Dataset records
--

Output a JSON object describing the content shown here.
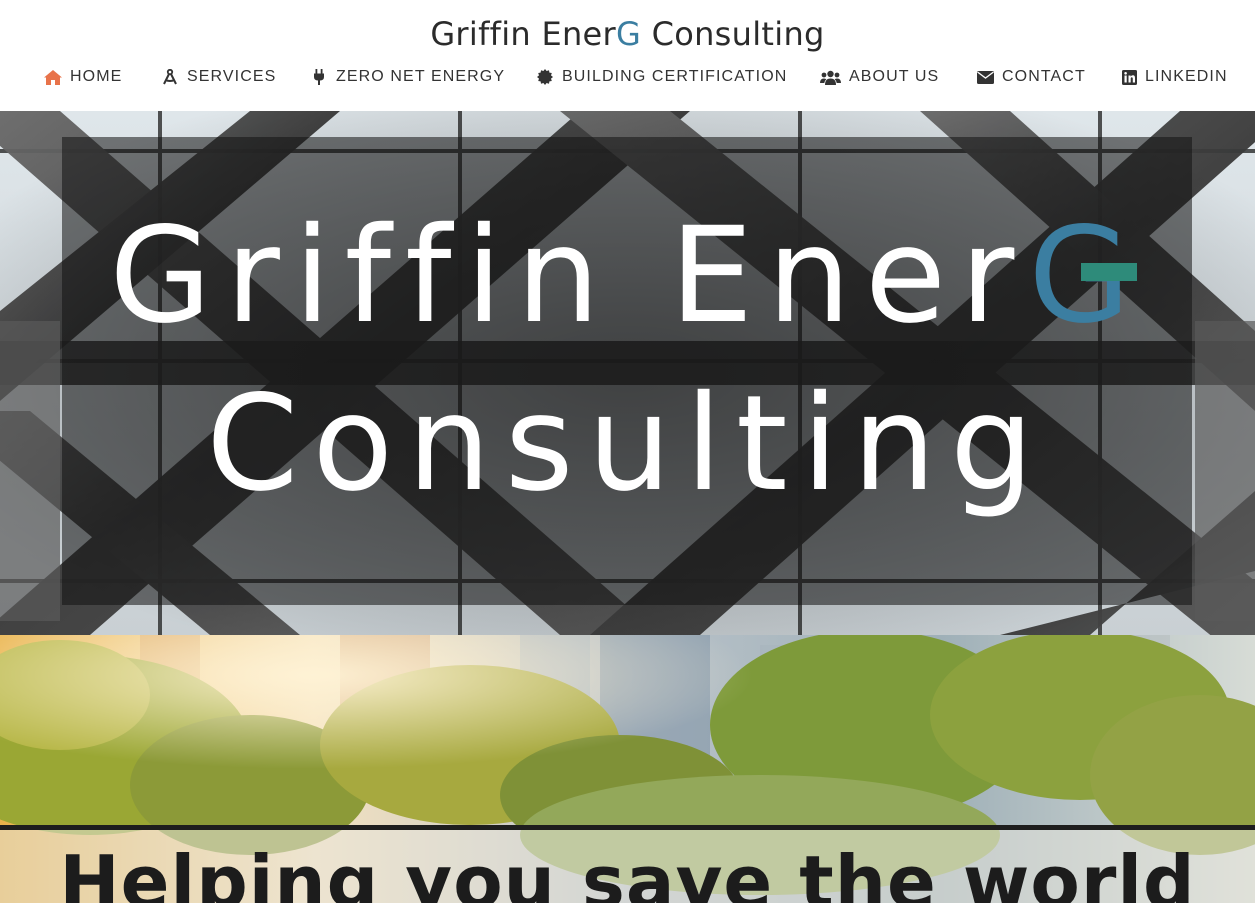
{
  "header": {
    "logo": {
      "part1": "Griffin Ener",
      "accent": "G",
      "part2": " Consulting"
    },
    "nav": [
      {
        "label": "HOME",
        "icon": "home-icon",
        "active": true
      },
      {
        "label": "SERVICES",
        "icon": "drafting-compass-icon"
      },
      {
        "label": "ZERO NET ENERGY",
        "icon": "plug-icon"
      },
      {
        "label": "BUILDING CERTIFICATION",
        "icon": "certificate-icon"
      },
      {
        "label": "ABOUT US",
        "icon": "users-icon"
      },
      {
        "label": "CONTACT",
        "icon": "envelope-icon"
      },
      {
        "label": "LINKEDIN",
        "icon": "linkedin-icon"
      }
    ]
  },
  "hero": {
    "line1_main": "Griffin Ener",
    "line1_accent": "G",
    "line2": "Consulting"
  },
  "section2": {
    "tagline": "Helping you save the world"
  },
  "colors": {
    "accent_blue": "#3b7ea1",
    "accent_green": "#2e8b7a",
    "active_icon": "#e8734a",
    "text_dark": "#333333"
  }
}
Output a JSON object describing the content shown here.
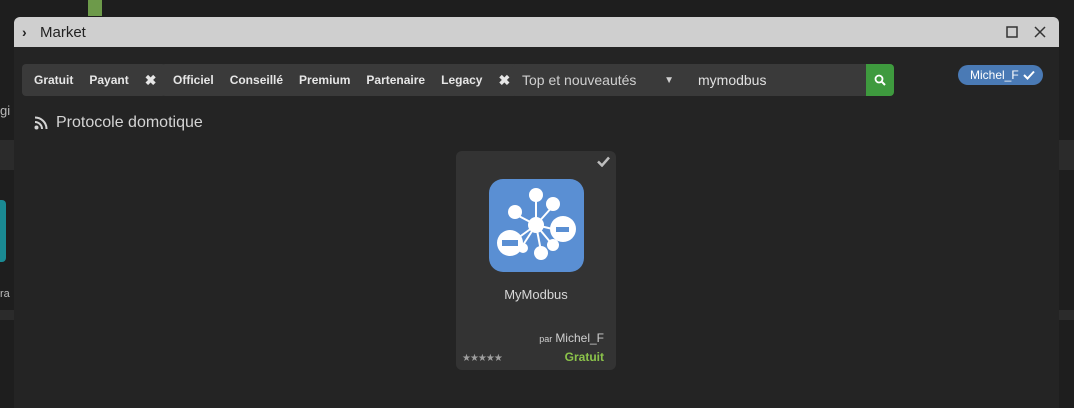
{
  "window": {
    "title": "Market"
  },
  "filters": {
    "price": [
      "Gratuit",
      "Payant"
    ],
    "certification": [
      "Officiel",
      "Conseillé",
      "Premium",
      "Partenaire",
      "Legacy"
    ]
  },
  "sort": {
    "value": "Top et nouveautés"
  },
  "search": {
    "value": "mymodbus"
  },
  "user": {
    "name": "Michel_F"
  },
  "section": {
    "title": "Protocole domotique"
  },
  "plugin": {
    "name": "MyModbus",
    "author_prefix": "par",
    "author": "Michel_F",
    "price": "Gratuit",
    "stars": "★★★★★",
    "rating": 5
  },
  "background": {
    "text_1": "gi",
    "text_2": "ra"
  },
  "colors": {
    "accent_green": "#3e9a3e",
    "badge_blue": "#4a7ab5",
    "icon_blue": "#5a8fd3",
    "price_green": "#8bc34a"
  }
}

--

### STATED EXERCISE
Exactly reproduce the entries above, minus the pictures.

### SOLUTION TO THIS TASK
Output a JSON object describing the content shown here.
{
  "header": {
    "logo": {
      "part1": "Griffin Ener",
      "accent": "G",
      "part2": " Consulting"
    },
    "nav": [
      {
        "label": "HOME",
        "icon": "home-icon",
        "active": true
      },
      {
        "label": "SERVICES",
        "icon": "drafting-compass-icon"
      },
      {
        "label": "ZERO NET ENERGY",
        "icon": "plug-icon"
      },
      {
        "label": "BUILDING CERTIFICATION",
        "icon": "certificate-icon"
      },
      {
        "label": "ABOUT US",
        "icon": "users-icon"
      },
      {
        "label": "CONTACT",
        "icon": "envelope-icon"
      },
      {
        "label": "LINKEDIN",
        "icon": "linkedin-icon"
      }
    ]
  },
  "hero": {
    "line1_main": "Griffin Ener",
    "line1_accent": "G",
    "line2": "Consulting"
  },
  "section2": {
    "tagline": "Helping you save the world"
  },
  "colors": {
    "accent_blue": "#3b7ea1",
    "accent_green": "#2e8b7a",
    "active_icon": "#e8734a",
    "text_dark": "#333333"
  }
}
Output a JSON object describing the content shown here.
{
  "window": {
    "title": "Market"
  },
  "filters": {
    "price": [
      "Gratuit",
      "Payant"
    ],
    "certification": [
      "Officiel",
      "Conseillé",
      "Premium",
      "Partenaire",
      "Legacy"
    ]
  },
  "sort": {
    "value": "Top et nouveautés"
  },
  "search": {
    "value": "mymodbus"
  },
  "user": {
    "name": "Michel_F"
  },
  "section": {
    "title": "Protocole domotique"
  },
  "plugin": {
    "name": "MyModbus",
    "author_prefix": "par",
    "author": "Michel_F",
    "price": "Gratuit",
    "stars": "★★★★★",
    "rating": 5
  },
  "background": {
    "text_1": "gi",
    "text_2": "ra"
  },
  "colors": {
    "accent_green": "#3e9a3e",
    "badge_blue": "#4a7ab5",
    "icon_blue": "#5a8fd3",
    "price_green": "#8bc34a"
  }
}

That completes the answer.